▶ DIRECTIONS FOR THIS TASK
Extract each line of the items below that contains the string "mode". Letter case must match.

Items from a data source
>> start

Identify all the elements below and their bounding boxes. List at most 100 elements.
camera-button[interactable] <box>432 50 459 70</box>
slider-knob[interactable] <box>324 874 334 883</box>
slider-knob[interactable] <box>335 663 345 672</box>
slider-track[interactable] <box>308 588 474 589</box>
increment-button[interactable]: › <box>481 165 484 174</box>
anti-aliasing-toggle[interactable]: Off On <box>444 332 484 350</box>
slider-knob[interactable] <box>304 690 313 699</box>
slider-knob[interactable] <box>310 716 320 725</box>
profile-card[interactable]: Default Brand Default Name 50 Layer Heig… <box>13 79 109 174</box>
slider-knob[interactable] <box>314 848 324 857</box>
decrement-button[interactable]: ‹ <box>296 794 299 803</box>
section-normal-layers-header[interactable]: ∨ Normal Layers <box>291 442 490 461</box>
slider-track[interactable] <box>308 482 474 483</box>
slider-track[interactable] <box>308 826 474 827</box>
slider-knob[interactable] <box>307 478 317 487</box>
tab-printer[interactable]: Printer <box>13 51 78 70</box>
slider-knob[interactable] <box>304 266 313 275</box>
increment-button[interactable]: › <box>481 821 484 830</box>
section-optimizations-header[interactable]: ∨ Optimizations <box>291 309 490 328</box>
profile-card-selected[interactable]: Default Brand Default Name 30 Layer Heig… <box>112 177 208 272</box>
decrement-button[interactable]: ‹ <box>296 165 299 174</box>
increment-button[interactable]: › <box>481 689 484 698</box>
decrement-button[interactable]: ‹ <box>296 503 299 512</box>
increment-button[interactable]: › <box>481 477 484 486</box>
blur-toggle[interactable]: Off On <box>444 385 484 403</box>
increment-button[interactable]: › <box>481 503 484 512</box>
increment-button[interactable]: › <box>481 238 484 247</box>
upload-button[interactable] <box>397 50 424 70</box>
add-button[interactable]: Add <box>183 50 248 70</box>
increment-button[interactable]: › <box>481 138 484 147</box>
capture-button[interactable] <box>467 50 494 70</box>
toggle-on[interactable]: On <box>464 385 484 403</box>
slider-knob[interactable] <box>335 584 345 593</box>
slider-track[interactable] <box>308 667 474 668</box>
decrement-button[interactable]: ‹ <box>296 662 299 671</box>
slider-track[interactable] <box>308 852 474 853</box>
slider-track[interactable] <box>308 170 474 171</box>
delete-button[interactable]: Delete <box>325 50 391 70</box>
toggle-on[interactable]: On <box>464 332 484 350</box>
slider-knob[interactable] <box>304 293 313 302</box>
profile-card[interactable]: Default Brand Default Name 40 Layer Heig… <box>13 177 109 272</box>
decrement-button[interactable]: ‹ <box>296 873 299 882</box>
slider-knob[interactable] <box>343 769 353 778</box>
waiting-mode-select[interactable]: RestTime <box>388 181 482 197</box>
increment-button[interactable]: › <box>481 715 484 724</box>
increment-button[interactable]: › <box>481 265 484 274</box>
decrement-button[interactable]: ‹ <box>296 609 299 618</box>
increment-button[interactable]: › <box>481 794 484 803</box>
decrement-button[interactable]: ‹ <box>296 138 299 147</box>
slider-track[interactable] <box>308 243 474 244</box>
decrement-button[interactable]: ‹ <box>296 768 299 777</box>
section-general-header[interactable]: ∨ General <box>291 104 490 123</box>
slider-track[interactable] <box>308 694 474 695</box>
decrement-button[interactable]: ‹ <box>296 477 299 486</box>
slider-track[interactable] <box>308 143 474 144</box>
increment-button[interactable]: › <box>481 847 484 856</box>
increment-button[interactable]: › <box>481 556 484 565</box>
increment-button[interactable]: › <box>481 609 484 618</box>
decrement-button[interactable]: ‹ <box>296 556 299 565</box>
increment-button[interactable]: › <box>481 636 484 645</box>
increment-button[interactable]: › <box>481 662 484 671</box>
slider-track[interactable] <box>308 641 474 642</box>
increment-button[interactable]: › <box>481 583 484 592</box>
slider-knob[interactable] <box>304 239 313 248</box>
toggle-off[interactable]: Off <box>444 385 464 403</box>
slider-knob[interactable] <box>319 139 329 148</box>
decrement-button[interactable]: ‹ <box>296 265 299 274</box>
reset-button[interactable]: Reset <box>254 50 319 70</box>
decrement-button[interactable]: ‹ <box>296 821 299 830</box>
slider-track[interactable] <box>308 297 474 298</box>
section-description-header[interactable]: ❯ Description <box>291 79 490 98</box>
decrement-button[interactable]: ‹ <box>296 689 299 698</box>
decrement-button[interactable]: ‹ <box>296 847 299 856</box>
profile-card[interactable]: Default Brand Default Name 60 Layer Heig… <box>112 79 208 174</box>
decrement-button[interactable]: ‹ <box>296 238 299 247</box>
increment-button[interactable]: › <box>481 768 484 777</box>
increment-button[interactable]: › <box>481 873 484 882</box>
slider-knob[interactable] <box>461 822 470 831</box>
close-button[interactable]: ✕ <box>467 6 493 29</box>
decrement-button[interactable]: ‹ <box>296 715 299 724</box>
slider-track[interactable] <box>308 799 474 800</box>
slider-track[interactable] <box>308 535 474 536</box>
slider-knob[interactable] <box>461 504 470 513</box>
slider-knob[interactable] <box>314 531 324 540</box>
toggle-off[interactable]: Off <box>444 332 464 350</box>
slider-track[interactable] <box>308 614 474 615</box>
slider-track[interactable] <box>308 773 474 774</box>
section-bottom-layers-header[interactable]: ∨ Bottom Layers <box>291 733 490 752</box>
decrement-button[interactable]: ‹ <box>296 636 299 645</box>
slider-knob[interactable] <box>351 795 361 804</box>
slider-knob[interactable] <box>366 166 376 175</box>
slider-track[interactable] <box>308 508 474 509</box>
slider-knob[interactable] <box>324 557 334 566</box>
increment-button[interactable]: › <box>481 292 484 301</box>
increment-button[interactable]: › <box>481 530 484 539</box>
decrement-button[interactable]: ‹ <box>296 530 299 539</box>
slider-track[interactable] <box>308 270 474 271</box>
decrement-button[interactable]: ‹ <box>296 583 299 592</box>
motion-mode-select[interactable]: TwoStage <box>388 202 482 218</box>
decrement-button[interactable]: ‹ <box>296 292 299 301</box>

>> end

▶ SOLUTION
waiting-mode-select[interactable]: RestTime <box>388 181 482 197</box>
motion-mode-select[interactable]: TwoStage <box>388 202 482 218</box>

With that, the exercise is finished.